### PROBLEM REQUIREMENTS
Please copy every line of the records below that holds the word "xlabel".

### DATASET EXTRACT
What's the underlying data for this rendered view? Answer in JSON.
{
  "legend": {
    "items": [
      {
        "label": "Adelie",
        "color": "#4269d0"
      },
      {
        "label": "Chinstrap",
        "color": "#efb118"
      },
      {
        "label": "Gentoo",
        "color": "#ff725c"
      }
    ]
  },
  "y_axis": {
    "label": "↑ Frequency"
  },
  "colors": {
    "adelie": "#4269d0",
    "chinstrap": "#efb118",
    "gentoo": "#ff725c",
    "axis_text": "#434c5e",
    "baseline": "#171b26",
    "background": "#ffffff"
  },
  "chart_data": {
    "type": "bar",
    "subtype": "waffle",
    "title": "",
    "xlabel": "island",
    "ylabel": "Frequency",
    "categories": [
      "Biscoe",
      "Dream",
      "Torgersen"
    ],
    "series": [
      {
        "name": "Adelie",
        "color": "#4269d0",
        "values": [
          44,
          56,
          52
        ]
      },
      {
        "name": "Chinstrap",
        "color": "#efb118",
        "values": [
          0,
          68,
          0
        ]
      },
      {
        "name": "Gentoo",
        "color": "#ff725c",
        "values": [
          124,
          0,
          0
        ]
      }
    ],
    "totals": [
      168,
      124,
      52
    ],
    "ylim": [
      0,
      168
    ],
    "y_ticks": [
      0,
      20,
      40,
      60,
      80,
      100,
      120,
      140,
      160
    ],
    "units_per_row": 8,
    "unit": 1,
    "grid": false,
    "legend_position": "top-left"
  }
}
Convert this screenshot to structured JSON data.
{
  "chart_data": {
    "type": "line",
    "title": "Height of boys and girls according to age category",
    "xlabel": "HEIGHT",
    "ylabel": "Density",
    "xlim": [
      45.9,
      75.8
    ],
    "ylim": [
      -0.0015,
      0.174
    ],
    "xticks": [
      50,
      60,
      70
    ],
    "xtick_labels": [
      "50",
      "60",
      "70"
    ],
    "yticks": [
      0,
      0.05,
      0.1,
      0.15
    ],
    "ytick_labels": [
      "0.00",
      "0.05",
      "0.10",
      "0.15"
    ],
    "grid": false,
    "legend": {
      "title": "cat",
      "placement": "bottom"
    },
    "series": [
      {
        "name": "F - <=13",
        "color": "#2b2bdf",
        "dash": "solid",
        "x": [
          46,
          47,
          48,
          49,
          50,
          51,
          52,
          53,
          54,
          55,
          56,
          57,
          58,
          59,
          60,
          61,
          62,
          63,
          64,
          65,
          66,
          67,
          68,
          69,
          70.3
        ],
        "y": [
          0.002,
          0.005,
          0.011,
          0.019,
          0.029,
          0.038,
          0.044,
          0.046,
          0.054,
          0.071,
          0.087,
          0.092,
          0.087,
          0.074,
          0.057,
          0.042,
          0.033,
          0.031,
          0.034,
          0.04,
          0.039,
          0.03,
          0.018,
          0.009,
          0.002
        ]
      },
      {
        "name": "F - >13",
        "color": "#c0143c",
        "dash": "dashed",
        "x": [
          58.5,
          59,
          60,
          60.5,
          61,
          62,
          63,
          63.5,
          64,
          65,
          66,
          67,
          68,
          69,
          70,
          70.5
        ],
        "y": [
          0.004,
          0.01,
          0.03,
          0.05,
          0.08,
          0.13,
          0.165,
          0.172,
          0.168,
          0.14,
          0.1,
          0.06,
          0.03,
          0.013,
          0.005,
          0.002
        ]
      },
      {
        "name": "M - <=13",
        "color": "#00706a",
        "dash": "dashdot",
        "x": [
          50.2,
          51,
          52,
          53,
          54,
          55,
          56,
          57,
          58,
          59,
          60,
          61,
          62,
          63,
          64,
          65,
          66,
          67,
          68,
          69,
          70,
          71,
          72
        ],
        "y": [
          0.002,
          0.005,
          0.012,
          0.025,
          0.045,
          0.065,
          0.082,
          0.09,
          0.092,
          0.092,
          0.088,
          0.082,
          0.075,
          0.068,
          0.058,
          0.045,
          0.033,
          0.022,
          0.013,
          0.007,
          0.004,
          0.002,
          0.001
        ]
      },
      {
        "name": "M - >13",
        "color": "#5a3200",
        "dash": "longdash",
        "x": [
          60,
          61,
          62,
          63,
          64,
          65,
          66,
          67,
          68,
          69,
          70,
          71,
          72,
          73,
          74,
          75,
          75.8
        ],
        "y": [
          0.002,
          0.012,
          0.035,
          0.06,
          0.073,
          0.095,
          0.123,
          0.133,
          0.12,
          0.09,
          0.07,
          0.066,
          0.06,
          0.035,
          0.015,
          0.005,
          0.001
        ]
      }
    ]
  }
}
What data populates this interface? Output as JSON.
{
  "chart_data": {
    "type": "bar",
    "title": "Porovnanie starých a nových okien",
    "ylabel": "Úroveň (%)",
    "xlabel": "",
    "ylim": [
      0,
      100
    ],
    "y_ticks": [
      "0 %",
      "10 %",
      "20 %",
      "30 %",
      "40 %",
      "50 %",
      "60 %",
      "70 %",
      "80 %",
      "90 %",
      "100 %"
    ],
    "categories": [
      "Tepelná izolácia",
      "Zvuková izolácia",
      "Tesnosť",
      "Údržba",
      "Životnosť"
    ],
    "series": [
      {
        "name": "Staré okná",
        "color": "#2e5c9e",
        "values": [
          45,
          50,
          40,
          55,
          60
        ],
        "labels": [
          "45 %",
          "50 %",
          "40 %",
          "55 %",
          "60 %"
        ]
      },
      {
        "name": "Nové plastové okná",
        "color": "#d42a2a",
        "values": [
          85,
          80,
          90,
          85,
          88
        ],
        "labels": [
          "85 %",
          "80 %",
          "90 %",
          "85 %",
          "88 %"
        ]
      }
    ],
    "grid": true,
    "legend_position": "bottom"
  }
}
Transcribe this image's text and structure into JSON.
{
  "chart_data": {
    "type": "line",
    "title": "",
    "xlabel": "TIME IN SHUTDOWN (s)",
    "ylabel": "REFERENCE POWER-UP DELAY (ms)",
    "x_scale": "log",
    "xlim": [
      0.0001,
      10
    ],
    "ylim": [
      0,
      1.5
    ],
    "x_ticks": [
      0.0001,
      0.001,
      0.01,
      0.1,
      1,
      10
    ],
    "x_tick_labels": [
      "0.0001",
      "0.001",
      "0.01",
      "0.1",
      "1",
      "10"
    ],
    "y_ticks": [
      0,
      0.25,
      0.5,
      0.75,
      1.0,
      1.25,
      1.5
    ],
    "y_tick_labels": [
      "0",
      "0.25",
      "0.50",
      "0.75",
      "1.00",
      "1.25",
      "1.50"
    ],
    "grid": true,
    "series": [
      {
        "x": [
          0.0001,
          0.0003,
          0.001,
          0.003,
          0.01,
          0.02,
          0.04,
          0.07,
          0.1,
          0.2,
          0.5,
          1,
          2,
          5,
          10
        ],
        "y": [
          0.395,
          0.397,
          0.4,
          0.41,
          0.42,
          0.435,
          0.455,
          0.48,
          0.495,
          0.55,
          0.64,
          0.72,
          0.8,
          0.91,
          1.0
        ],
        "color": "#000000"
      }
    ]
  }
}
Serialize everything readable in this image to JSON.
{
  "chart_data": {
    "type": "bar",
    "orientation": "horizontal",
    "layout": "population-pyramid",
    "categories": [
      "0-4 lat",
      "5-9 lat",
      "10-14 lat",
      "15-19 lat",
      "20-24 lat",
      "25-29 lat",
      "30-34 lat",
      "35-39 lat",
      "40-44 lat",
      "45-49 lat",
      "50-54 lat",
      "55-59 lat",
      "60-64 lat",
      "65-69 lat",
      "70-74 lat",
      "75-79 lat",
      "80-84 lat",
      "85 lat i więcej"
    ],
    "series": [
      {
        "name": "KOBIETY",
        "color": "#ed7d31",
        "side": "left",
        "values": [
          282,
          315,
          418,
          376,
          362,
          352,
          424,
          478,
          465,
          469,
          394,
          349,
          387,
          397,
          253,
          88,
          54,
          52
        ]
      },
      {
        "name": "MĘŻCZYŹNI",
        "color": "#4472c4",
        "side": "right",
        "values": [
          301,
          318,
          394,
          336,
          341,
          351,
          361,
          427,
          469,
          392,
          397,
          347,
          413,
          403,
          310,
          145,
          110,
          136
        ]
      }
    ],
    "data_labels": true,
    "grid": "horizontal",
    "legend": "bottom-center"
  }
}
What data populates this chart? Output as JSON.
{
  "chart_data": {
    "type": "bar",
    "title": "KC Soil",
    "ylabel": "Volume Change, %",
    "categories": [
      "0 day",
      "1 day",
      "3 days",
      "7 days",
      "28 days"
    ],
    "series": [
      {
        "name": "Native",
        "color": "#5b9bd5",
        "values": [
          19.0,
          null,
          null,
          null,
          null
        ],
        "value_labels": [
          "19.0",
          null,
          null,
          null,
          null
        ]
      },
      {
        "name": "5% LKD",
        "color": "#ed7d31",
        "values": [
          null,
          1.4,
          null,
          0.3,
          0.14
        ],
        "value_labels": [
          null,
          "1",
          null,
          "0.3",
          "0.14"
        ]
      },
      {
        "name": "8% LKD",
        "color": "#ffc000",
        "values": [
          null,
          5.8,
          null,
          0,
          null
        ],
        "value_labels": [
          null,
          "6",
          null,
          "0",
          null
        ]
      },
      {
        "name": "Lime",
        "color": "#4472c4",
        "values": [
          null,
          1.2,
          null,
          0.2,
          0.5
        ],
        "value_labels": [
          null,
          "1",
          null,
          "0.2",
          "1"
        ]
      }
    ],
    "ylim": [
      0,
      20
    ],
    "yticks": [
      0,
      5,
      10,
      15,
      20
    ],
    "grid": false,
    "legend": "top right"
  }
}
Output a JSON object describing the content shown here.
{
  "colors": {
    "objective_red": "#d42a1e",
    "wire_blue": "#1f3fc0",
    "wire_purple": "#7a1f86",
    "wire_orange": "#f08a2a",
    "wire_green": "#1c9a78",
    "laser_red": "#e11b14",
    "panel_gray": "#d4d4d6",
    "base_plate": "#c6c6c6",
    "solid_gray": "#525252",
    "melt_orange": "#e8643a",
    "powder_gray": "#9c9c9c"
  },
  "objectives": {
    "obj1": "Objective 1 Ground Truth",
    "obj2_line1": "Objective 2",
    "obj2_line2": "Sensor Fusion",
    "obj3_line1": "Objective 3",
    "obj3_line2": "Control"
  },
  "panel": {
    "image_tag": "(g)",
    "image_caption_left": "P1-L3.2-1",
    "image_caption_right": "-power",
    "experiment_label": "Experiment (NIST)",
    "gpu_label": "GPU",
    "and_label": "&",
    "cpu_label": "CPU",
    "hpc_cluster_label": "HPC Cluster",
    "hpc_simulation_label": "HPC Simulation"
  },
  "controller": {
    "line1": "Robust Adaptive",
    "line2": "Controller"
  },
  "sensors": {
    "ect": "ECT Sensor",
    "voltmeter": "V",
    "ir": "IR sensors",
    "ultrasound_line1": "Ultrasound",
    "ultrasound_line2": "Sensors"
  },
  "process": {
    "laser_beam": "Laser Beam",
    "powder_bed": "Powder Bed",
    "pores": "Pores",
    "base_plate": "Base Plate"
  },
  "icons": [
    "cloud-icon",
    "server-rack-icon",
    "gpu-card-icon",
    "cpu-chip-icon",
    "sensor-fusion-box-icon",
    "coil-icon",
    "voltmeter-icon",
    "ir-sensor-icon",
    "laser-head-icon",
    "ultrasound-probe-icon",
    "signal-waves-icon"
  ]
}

### SOLUTION TO THIS EXERCISE
    "xlabel": "island",
    "xlabel": "HEIGHT",
    "xlabel": "",
    "xlabel": "TIME IN SHUTDOWN (s)",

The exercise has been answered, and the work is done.